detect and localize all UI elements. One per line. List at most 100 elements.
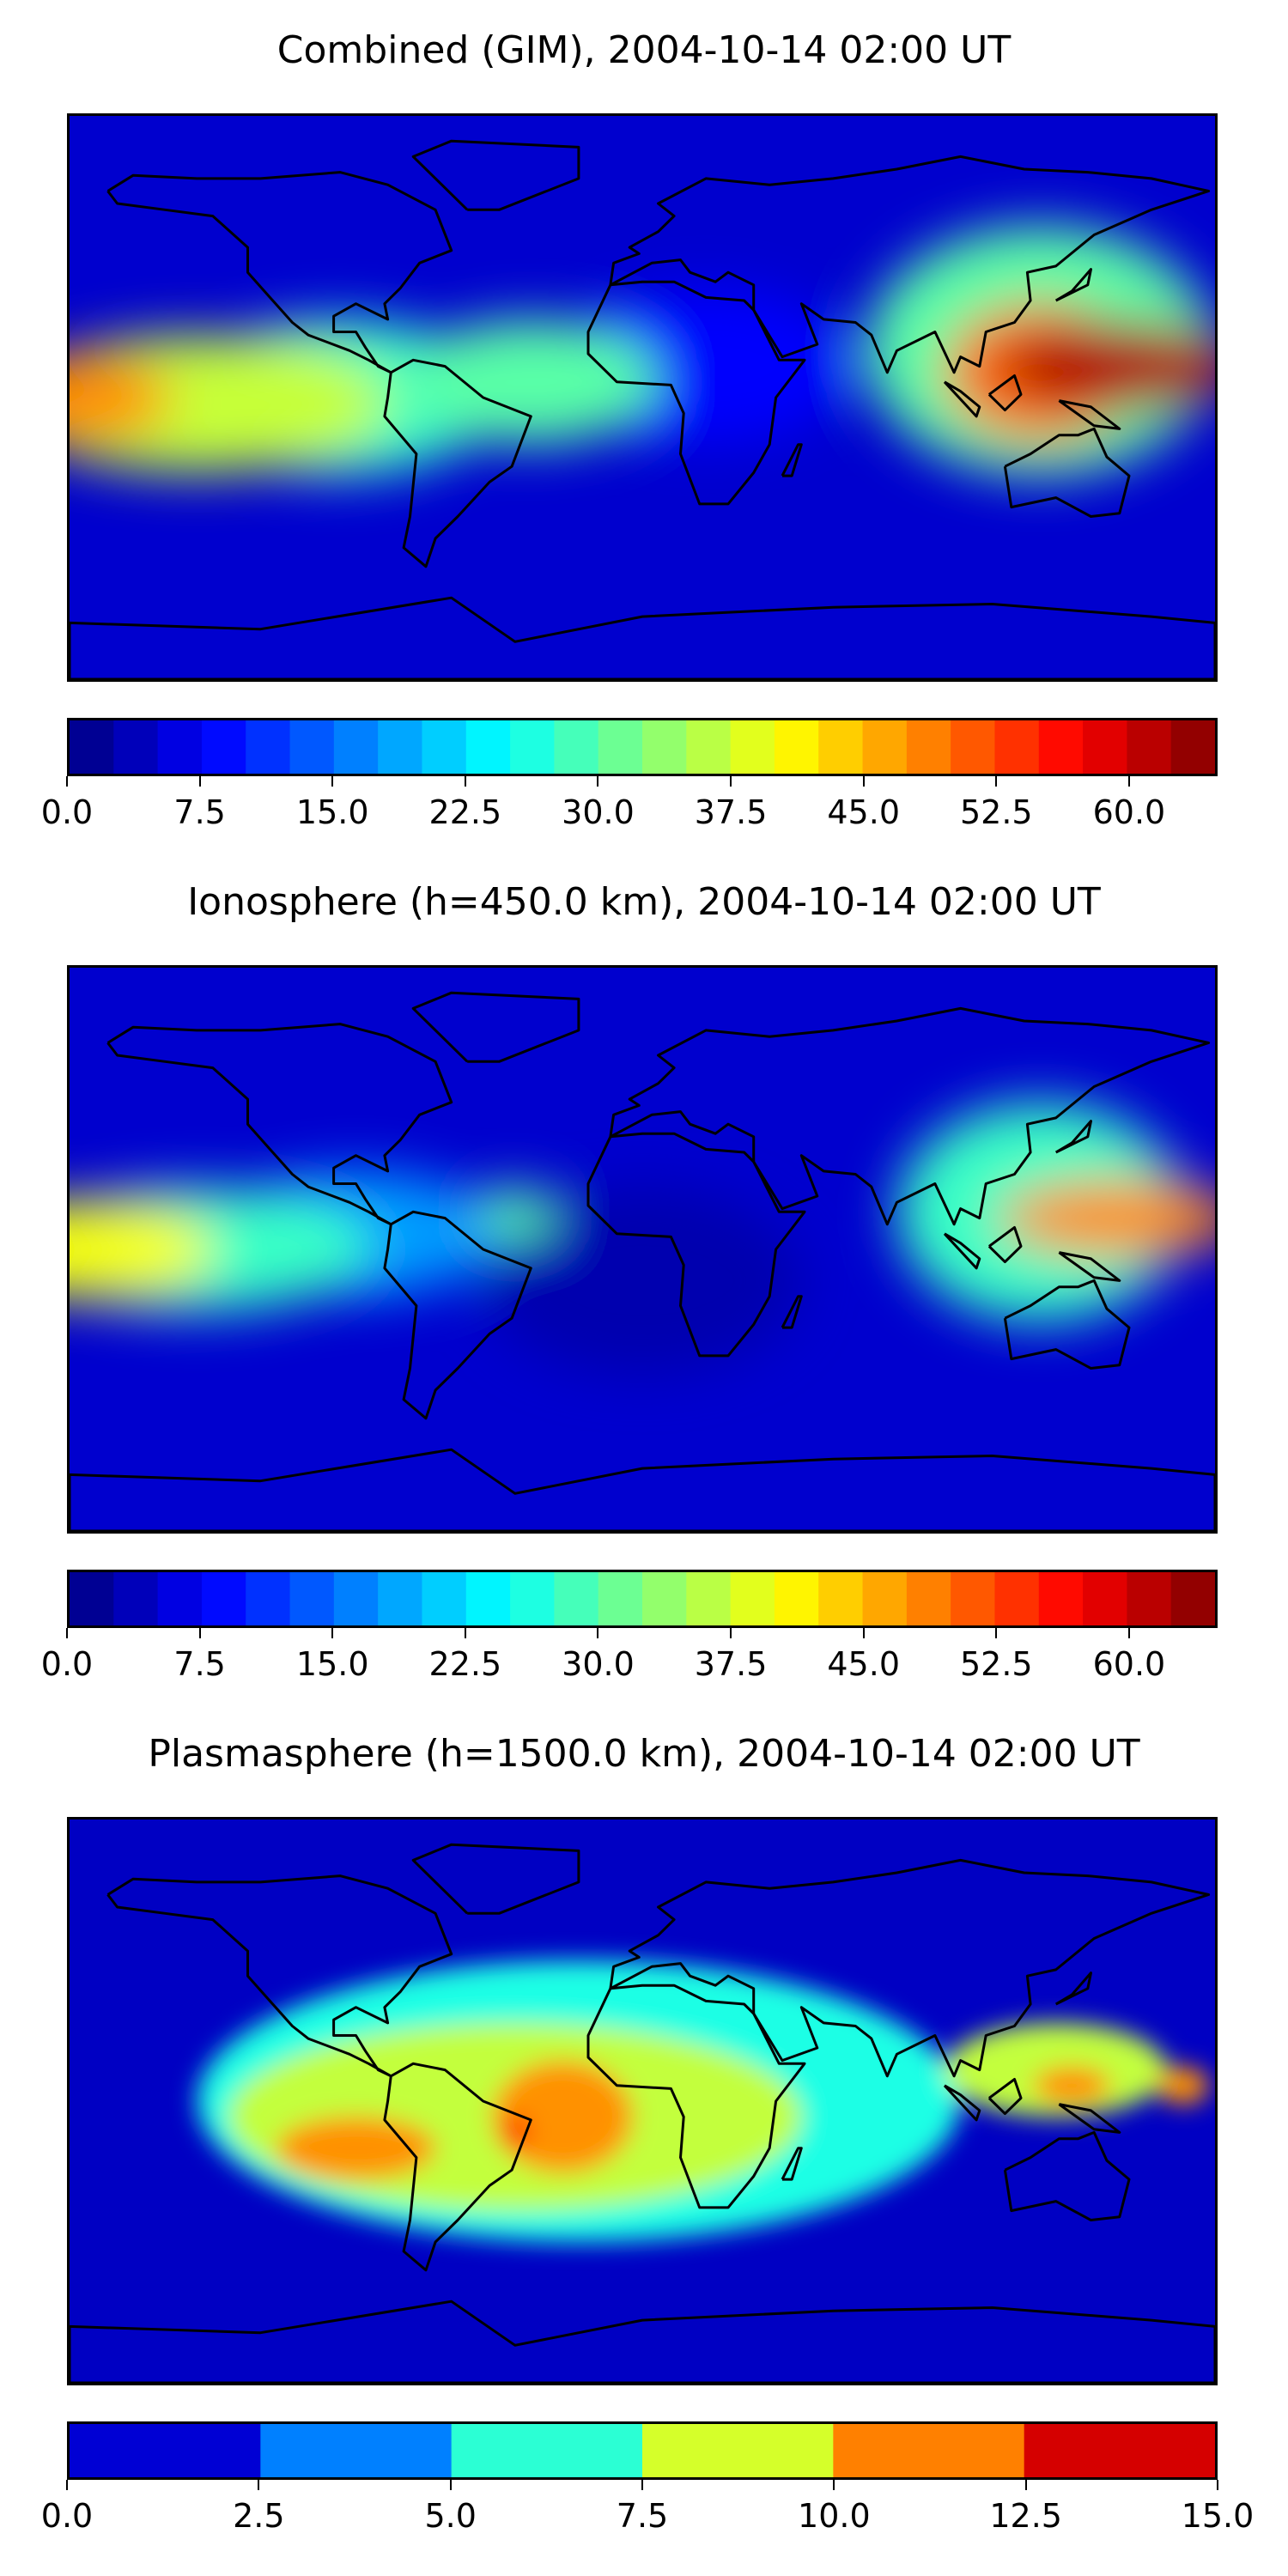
- colorbar-tick-mark: [464, 776, 466, 787]
- colorbar: [67, 2421, 1218, 2480]
- colorbar-segment: [451, 2424, 643, 2477]
- coastline: [781, 2147, 803, 2181]
- coastline: [411, 139, 580, 211]
- colorbar-tick-label: 0.0: [40, 793, 94, 831]
- coastline: [1003, 427, 1131, 518]
- colorbar-tick-label: 22.5: [428, 1645, 502, 1683]
- coastlines: [70, 139, 1215, 679]
- heatmap-blob: [483, 1187, 802, 1375]
- colorbar-segment: [554, 720, 599, 774]
- colorbar-segment: [818, 720, 864, 774]
- coastline: [383, 1210, 532, 1420]
- coastline: [1058, 2103, 1121, 2134]
- colorbar-svg: [70, 2424, 1215, 2477]
- colorbar-tick-mark: [862, 1628, 865, 1638]
- colorbar-tick-mark: [66, 1628, 68, 1638]
- coastline: [943, 380, 981, 418]
- colorbar-segment: [289, 720, 335, 774]
- coastline: [987, 2078, 1023, 2116]
- colorbar-tick-label: 37.5: [694, 1645, 768, 1683]
- coastline: [1003, 1279, 1131, 1370]
- colorbar-tick-mark: [198, 776, 201, 787]
- colorbar-tick-mark: [66, 2480, 68, 2490]
- coastline: [1058, 399, 1121, 430]
- colorbar-segment: [422, 720, 467, 774]
- colorbar-segment: [730, 1572, 775, 1625]
- colorbar-tick-label: 30.0: [562, 793, 635, 831]
- colorbar-tick-label: 0.0: [40, 2497, 94, 2535]
- coastline: [609, 155, 1211, 374]
- colorbar-tick-mark: [597, 776, 599, 787]
- colorbar-segment: [818, 1572, 864, 1625]
- colorbar-svg: [70, 720, 1215, 774]
- colorbar-tick-mark: [1217, 2480, 1218, 2490]
- coastline: [609, 1006, 1211, 1226]
- map-heatmap: [67, 1817, 1218, 2385]
- colorbar-tick-mark: [730, 1628, 732, 1638]
- heatmap-blob: [404, 319, 659, 445]
- colorbar-segment: [113, 1572, 159, 1625]
- colorbar-segment: [642, 2424, 834, 2477]
- chart-title: Plasmasphere (h=1500.0 km), 2004-10-14 0…: [148, 1732, 1140, 1776]
- colorbar-segment: [774, 720, 819, 774]
- map-svg: [70, 1820, 1215, 2383]
- colorbar-segment: [1170, 720, 1215, 774]
- colorbar-tick-mark: [449, 2480, 452, 2490]
- colorbar-ticks: 0.0 7.5 15.0 22.5 30.0 37.5 45.0 52.5 60.0: [41, 1628, 1218, 1683]
- heatmap-blob: [70, 353, 172, 442]
- colorbar-segment: [686, 1572, 732, 1625]
- coastline: [987, 1226, 1023, 1264]
- colorbar-segment: [70, 720, 114, 774]
- colorbar-tick-mark: [66, 776, 68, 787]
- colorbar-segment: [1038, 1572, 1084, 1625]
- colorbar-segment: [598, 720, 643, 774]
- panel-plasmasphere: Plasmasphere (h=1500.0 km), 2004-10-14 0…: [0, 1704, 1288, 2562]
- colorbar-segment: [833, 2424, 1025, 2477]
- map-heatmap: [67, 113, 1218, 682]
- colorbar-tick-label: 45.0: [827, 793, 900, 831]
- coastline: [1003, 2130, 1131, 2221]
- colorbar-segment: [465, 1572, 511, 1625]
- colorbar-segment: [378, 1572, 423, 1625]
- colorbar-segment: [246, 1572, 291, 1625]
- colorbar-segment: [333, 1572, 379, 1625]
- colorbar-segment: [260, 2424, 453, 2477]
- coastline: [70, 2300, 1215, 2383]
- colorbar-segment: [70, 2424, 261, 2477]
- colorbar-segment: [246, 720, 291, 774]
- coastline: [106, 1023, 453, 1226]
- colorbar-tick-label: 15.0: [295, 1645, 369, 1683]
- coastline: [106, 171, 453, 374]
- colorbar-tick-label: 7.5: [173, 793, 226, 831]
- colorbar-tick-label: 2.5: [233, 2497, 285, 2535]
- colorbar-segment: [1127, 720, 1172, 774]
- colorbar-tick-mark: [464, 1628, 466, 1638]
- colorbar-tick-label: 10.0: [798, 2497, 871, 2535]
- colorbar-tick-label: 60.0: [1092, 1645, 1166, 1683]
- colorbar-tick-label: 7.5: [616, 2497, 669, 2535]
- colorbar-segment: [994, 720, 1040, 774]
- colorbar-segment: [70, 1572, 114, 1625]
- coastline: [1058, 1251, 1121, 1282]
- colorbar-segment: [906, 720, 951, 774]
- colorbar-segment: [730, 720, 775, 774]
- coastline: [1054, 268, 1092, 302]
- colorbar-segment: [598, 1572, 643, 1625]
- colorbar-tick-label: 15.0: [1181, 2497, 1255, 2535]
- coastline: [383, 2062, 532, 2272]
- coastline: [70, 1448, 1215, 1531]
- map-svg: [70, 116, 1215, 679]
- colorbar-segment: [289, 1572, 335, 1625]
- coastline: [383, 358, 532, 568]
- coastline: [1054, 1120, 1092, 1154]
- coastline: [943, 2084, 981, 2122]
- coastline: [781, 443, 803, 477]
- colorbar-tick-label: 45.0: [827, 1645, 900, 1683]
- heatmap-blob: [70, 335, 388, 473]
- heatmap-blob: [1033, 2066, 1110, 2105]
- colorbar-tick-label: 22.5: [428, 793, 502, 831]
- colorbar-tick-label: 60.0: [1092, 793, 1166, 831]
- colorbar-svg: [70, 1572, 1215, 1625]
- colorbar-segment: [157, 720, 203, 774]
- colorbar-ticks: 0.0 2.5 5.0 7.5 10.0 12.5 15.0: [41, 2480, 1254, 2535]
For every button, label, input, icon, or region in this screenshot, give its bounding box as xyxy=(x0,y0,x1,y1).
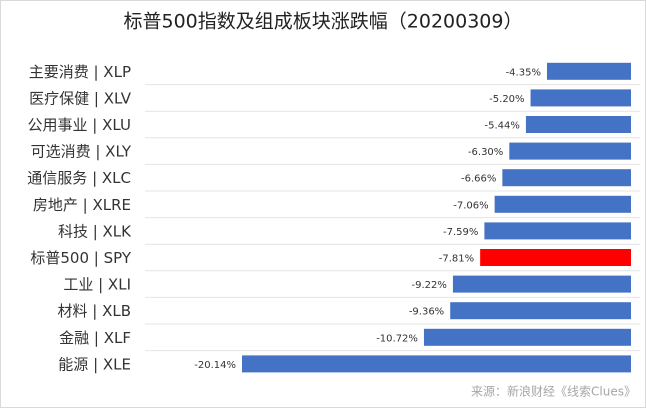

____________________

Task directions: Revise the records above by changing every "screenshot" to "image" and leaving everything else as it is, and leave the pictures out.

In response:
detect and localize all UI elements. One per line. List at most 100 elements.
- colorbar-tick-mark: [464, 776, 466, 787]
- colorbar: [67, 2421, 1218, 2480]
- colorbar-segment: [451, 2424, 643, 2477]
- coastline: [781, 2147, 803, 2181]
- coastline: [411, 139, 580, 211]
- colorbar-tick-label: 0.0: [40, 793, 94, 831]
- coastline: [1003, 427, 1131, 518]
- colorbar-tick-label: 22.5: [428, 1645, 502, 1683]
- coastlines: [70, 139, 1215, 679]
- heatmap-blob: [483, 1187, 802, 1375]
- colorbar-segment: [554, 720, 599, 774]
- colorbar-segment: [818, 720, 864, 774]
- coastline: [383, 1210, 532, 1420]
- coastline: [1058, 2103, 1121, 2134]
- colorbar-svg: [70, 2424, 1215, 2477]
- colorbar-tick-mark: [862, 1628, 865, 1638]
- colorbar-tick-mark: [66, 1628, 68, 1638]
- coastline: [943, 380, 981, 418]
- colorbar-segment: [289, 720, 335, 774]
- coastline: [987, 2078, 1023, 2116]
- colorbar-tick-label: 37.5: [694, 1645, 768, 1683]
- coastline: [1003, 1279, 1131, 1370]
- colorbar-tick-mark: [198, 776, 201, 787]
- colorbar-tick-mark: [66, 2480, 68, 2490]
- coastline: [1058, 399, 1121, 430]
- colorbar-segment: [422, 720, 467, 774]
- colorbar-segment: [730, 1572, 775, 1625]
- colorbar-tick-label: 30.0: [562, 793, 635, 831]
- colorbar-tick-label: 0.0: [40, 2497, 94, 2535]
- coastline: [609, 155, 1211, 374]
- colorbar-tick-mark: [597, 776, 599, 787]
- colorbar-segment: [818, 1572, 864, 1625]
- colorbar-svg: [70, 720, 1215, 774]
- colorbar-tick-mark: [1217, 2480, 1218, 2490]
- coastline: [609, 1006, 1211, 1226]
- map-heatmap: [67, 1817, 1218, 2385]
- colorbar-tick-mark: [730, 1628, 732, 1638]
- heatmap-blob: [404, 319, 659, 445]
- colorbar-segment: [113, 1572, 159, 1625]
- colorbar-segment: [642, 2424, 834, 2477]
- chart-title: Plasmasphere (h=1500.0 km), 2004-10-14 0…: [148, 1732, 1140, 1776]
- colorbar-segment: [774, 720, 819, 774]
- map-svg: [70, 1820, 1215, 2383]
- colorbar-segment: [1170, 720, 1215, 774]
- colorbar-tick-mark: [449, 2480, 452, 2490]
- colorbar-ticks: 0.0 7.5 15.0 22.5 30.0 37.5 45.0 52.5 60.0: [41, 1628, 1218, 1683]
- heatmap-blob: [70, 353, 172, 442]
- colorbar-segment: [686, 1572, 732, 1625]
- coastline: [987, 1226, 1023, 1264]
- colorbar-segment: [70, 720, 114, 774]
- colorbar-tick-mark: [66, 776, 68, 787]
- colorbar-segment: [1038, 1572, 1084, 1625]
- colorbar-segment: [598, 720, 643, 774]
- panel-plasmasphere: Plasmasphere (h=1500.0 km), 2004-10-14 0…: [0, 1704, 1288, 2562]
- colorbar-segment: [833, 2424, 1025, 2477]
- map-heatmap: [67, 113, 1218, 682]
- colorbar-tick-label: 45.0: [827, 793, 900, 831]
- coastline: [1003, 2130, 1131, 2221]
- colorbar-segment: [465, 1572, 511, 1625]
- colorbar-segment: [378, 1572, 423, 1625]
- colorbar-segment: [246, 1572, 291, 1625]
- colorbar-segment: [333, 1572, 379, 1625]
- colorbar-segment: [260, 2424, 453, 2477]
- coastline: [70, 2300, 1215, 2383]
- colorbar-segment: [70, 2424, 261, 2477]
- colorbar-segment: [246, 720, 291, 774]
- coastline: [106, 1023, 453, 1226]
- colorbar-tick-label: 15.0: [295, 1645, 369, 1683]
- coastline: [106, 171, 453, 374]
- colorbar-tick-label: 7.5: [173, 793, 226, 831]
- colorbar-tick-label: 2.5: [233, 2497, 285, 2535]
- colorbar-segment: [1127, 720, 1172, 774]
- colorbar-tick-mark: [464, 1628, 466, 1638]
- colorbar-tick-label: 10.0: [798, 2497, 871, 2535]
- colorbar-tick-label: 60.0: [1092, 1645, 1166, 1683]
- colorbar-tick-label: 7.5: [616, 2497, 669, 2535]
- colorbar-segment: [994, 720, 1040, 774]
- colorbar-segment: [70, 1572, 114, 1625]
- coastline: [1058, 1251, 1121, 1282]
- colorbar-segment: [906, 720, 951, 774]
- colorbar-segment: [730, 720, 775, 774]
- coastline: [1054, 268, 1092, 302]
- colorbar-segment: [598, 1572, 643, 1625]
- colorbar-tick-label: 15.0: [1181, 2497, 1255, 2535]
- coastline: [383, 2062, 532, 2272]
- coastline: [70, 1448, 1215, 1531]
- map-svg: [70, 116, 1215, 679]
- colorbar-segment: [289, 1572, 335, 1625]
- coastline: [383, 358, 532, 568]
- coastline: [1054, 1120, 1092, 1154]
- coastline: [943, 2084, 981, 2122]
- coastline: [781, 443, 803, 477]
- colorbar-tick-label: 45.0: [827, 1645, 900, 1683]
- heatmap-blob: [70, 335, 388, 473]
- heatmap-blob: [1033, 2066, 1110, 2105]
- colorbar-tick-label: 22.5: [428, 793, 502, 831]
- colorbar-tick-label: 60.0: [1092, 793, 1166, 831]
- colorbar-svg: [70, 1572, 1215, 1625]
- colorbar-segment: [157, 720, 203, 774]
- colorbar-ticks: 0.0 2.5 5.0 7.5 10.0 12.5 15.0: [41, 2480, 1254, 2535]
For every button, label, input, icon, or region in this image, give its bounding box as xyxy=(x0,y0,x1,y1).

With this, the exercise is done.